#### BRIEF:
Please reproduce every record, keeping each one exactly as written.

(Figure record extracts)
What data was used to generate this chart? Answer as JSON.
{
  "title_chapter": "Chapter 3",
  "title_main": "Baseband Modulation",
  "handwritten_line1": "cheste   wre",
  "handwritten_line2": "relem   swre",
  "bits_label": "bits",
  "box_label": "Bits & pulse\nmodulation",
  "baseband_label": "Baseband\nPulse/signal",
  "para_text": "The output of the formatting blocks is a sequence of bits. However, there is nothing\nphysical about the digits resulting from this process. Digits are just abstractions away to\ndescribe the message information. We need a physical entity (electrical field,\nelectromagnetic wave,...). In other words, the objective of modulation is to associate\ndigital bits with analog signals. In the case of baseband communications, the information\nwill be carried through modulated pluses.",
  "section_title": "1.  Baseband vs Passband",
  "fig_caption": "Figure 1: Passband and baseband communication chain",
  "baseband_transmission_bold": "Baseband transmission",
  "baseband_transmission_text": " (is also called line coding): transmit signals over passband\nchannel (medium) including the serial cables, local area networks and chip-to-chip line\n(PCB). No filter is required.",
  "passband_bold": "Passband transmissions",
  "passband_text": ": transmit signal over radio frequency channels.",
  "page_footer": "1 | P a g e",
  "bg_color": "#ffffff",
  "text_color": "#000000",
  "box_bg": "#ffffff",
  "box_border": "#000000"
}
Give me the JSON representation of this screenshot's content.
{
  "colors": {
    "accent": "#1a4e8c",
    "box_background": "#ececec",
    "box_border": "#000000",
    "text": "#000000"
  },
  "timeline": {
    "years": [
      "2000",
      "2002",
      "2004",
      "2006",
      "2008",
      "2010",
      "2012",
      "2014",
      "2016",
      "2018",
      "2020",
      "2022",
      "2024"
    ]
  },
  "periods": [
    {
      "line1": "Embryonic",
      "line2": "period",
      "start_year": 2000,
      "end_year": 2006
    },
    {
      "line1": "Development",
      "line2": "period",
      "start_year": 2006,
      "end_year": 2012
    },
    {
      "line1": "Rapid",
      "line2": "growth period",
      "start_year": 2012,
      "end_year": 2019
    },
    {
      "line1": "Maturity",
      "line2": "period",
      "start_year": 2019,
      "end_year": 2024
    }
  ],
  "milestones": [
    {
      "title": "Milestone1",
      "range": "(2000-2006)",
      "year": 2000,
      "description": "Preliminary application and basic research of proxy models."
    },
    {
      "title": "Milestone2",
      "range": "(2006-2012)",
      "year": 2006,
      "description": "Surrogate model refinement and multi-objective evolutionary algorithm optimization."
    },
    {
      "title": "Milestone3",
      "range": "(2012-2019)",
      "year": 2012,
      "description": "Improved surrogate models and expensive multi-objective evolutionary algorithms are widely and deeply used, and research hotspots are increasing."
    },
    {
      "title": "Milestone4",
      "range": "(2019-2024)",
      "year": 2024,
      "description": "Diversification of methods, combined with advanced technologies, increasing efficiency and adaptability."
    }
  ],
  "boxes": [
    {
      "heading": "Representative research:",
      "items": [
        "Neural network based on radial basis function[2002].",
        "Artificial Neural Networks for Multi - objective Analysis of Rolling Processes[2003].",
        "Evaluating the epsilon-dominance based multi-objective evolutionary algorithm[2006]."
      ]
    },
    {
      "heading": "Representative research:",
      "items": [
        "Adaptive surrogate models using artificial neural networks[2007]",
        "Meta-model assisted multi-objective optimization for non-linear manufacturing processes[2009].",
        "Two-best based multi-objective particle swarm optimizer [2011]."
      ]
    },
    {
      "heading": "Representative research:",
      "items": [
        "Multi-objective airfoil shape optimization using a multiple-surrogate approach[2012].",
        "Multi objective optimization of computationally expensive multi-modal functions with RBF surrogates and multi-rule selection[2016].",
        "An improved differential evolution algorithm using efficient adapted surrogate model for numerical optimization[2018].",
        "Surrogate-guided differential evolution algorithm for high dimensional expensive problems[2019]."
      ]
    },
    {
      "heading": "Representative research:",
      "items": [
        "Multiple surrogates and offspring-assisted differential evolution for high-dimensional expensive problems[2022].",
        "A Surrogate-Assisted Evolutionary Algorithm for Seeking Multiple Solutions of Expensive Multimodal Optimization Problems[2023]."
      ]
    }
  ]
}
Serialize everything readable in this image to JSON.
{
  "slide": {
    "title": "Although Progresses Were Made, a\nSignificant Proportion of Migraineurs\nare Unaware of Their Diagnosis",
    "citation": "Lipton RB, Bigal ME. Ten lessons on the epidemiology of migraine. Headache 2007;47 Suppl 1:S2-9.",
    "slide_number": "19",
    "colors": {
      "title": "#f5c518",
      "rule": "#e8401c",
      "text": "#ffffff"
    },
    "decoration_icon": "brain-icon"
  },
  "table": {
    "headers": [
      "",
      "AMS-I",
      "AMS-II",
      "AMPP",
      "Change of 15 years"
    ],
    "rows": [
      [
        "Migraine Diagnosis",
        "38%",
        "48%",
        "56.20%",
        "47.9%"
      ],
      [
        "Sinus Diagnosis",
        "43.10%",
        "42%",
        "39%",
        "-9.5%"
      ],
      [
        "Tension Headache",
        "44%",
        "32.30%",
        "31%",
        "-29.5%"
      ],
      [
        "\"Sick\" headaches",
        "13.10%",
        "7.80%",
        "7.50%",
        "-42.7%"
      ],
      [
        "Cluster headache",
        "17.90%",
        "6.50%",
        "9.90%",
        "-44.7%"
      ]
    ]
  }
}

#### EXERCISE OUTPUT:
What data was used to generate this chart? Answer as JSON.
{
  "title_chapter": "Chapter 3",
  "title_main": "Baseband Modulation",
  "handwritten_line1": "cheste   wre",
  "handwritten_line2": "relem   swre",
  "bits_label": "bits",
  "box_label": "Bits & pulse\nmodulation",
  "baseband_label": "Baseband\nPulse/signal",
  "para_text": "The output of the formatting blocks is a sequence of bits. However, there is nothing\nphysical about the digits resulting from this process. Digits are just abstractions away to\ndescribe the message information. We need a physical entity (electrical field,\nelectromagnetic wave,...). In other words, the objective of modulation is to associate\ndigital bits with analog signals. In the case of baseband communications, the information\nwill be carried through modulated pluses.",
  "section_title": "1.  Baseband vs Passband",
  "fig_caption": "Figure 1: Passband and baseband communication chain",
  "baseband_transmission_bold": "Baseband transmission",
  "baseband_transmission_text": " (is also called line coding): transmit signals over passband\nchannel (medium) including the serial cables, local area networks and chip-to-chip line\n(PCB). No filter is required.",
  "passband_bold": "Passband transmissions",
  "passband_text": ": transmit signal over radio frequency channels.",
  "page_footer": "1 | P a g e",
  "bg_color": "#ffffff",
  "text_color": "#000000",
  "box_bg": "#ffffff",
  "box_border": "#000000"
}
Give me the JSON representation of this screenshot's content.
{
  "colors": {
    "accent": "#1a4e8c",
    "box_background": "#ececec",
    "box_border": "#000000",
    "text": "#000000"
  },
  "timeline": {
    "years": [
      "2000",
      "2002",
      "2004",
      "2006",
      "2008",
      "2010",
      "2012",
      "2014",
      "2016",
      "2018",
      "2020",
      "2022",
      "2024"
    ]
  },
  "periods": [
    {
      "line1": "Embryonic",
      "line2": "period",
      "start_year": 2000,
      "end_year": 2006
    },
    {
      "line1": "Development",
      "line2": "period",
      "start_year": 2006,
      "end_year": 2012
    },
    {
      "line1": "Rapid",
      "line2": "growth period",
      "start_year": 2012,
      "end_year": 2019
    },
    {
      "line1": "Maturity",
      "line2": "period",
      "start_year": 2019,
      "end_year": 2024
    }
  ],
  "milestones": [
    {
      "title": "Milestone1",
      "range": "(2000-2006)",
      "year": 2000,
      "description": "Preliminary application and basic research of proxy models."
    },
    {
      "title": "Milestone2",
      "range": "(2006-2012)",
      "year": 2006,
      "description": "Surrogate model refinement and multi-objective evolutionary algorithm optimization."
    },
    {
      "title": "Milestone3",
      "range": "(2012-2019)",
      "year": 2012,
      "description": "Improved surrogate models and expensive multi-objective evolutionary algorithms are widely and deeply used, and research hotspots are increasing."
    },
    {
      "title": "Milestone4",
      "range": "(2019-2024)",
      "year": 2024,
      "description": "Diversification of methods, combined with advanced technologies, increasing efficiency and adaptability."
    }
  ],
  "boxes": [
    {
      "heading": "Representative research:",
      "items": [
        "Neural network based on radial basis function[2002].",
        "Artificial Neural Networks for Multi - objective Analysis of Rolling Processes[2003].",
        "Evaluating the epsilon-dominance based multi-objective evolutionary algorithm[2006]."
      ]
    },
    {
      "heading": "Representative research:",
      "items": [
        "Adaptive surrogate models using artificial neural networks[2007]",
        "Meta-model assisted multi-objective optimization for non-linear manufacturing processes[2009].",
        "Two-best based multi-objective particle swarm optimizer [2011]."
      ]
    },
    {
      "heading": "Representative research:",
      "items": [
        "Multi-objective airfoil shape optimization using a multiple-surrogate approach[2012].",
        "Multi objective optimization of computationally expensive multi-modal functions with RBF surrogates and multi-rule selection[2016].",
        "An improved differential evolution algorithm using efficient adapted surrogate model for numerical optimization[2018].",
        "Surrogate-guided differential evolution algorithm for high dimensional expensive problems[2019]."
      ]
    },
    {
      "heading": "Representative research:",
      "items": [
        "Multiple surrogates and offspring-assisted differential evolution for high-dimensional expensive problems[2022].",
        "A Surrogate-Assisted Evolutionary Algorithm for Seeking Multiple Solutions of Expensive Multimodal Optimization Problems[2023]."
      ]
    }
  ]
}
Serialize everything readable in this image to JSON.
{
  "slide": {
    "title": "Although Progresses Were Made, a\nSignificant Proportion of Migraineurs\nare Unaware of Their Diagnosis",
    "citation": "Lipton RB, Bigal ME. Ten lessons on the epidemiology of migraine. Headache 2007;47 Suppl 1:S2-9.",
    "slide_number": "19",
    "colors": {
      "title": "#f5c518",
      "rule": "#e8401c",
      "text": "#ffffff"
    },
    "decoration_icon": "brain-icon"
  },
  "table": {
    "headers": [
      "",
      "AMS-I",
      "AMS-II",
      "AMPP",
      "Change of 15 years"
    ],
    "rows": [
      [
        "Migraine Diagnosis",
        "38%",
        "48%",
        "56.20%",
        "47.9%"
      ],
      [
        "Sinus Diagnosis",
        "43.10%",
        "42%",
        "39%",
        "-9.5%"
      ],
      [
        "Tension Headache",
        "44%",
        "32.30%",
        "31%",
        "-29.5%"
      ],
      [
        "\"Sick\" headaches",
        "13.10%",
        "7.80%",
        "7.50%",
        "-42.7%"
      ],
      [
        "Cluster headache",
        "17.90%",
        "6.50%",
        "9.90%",
        "-44.7%"
      ]
    ]
  }
}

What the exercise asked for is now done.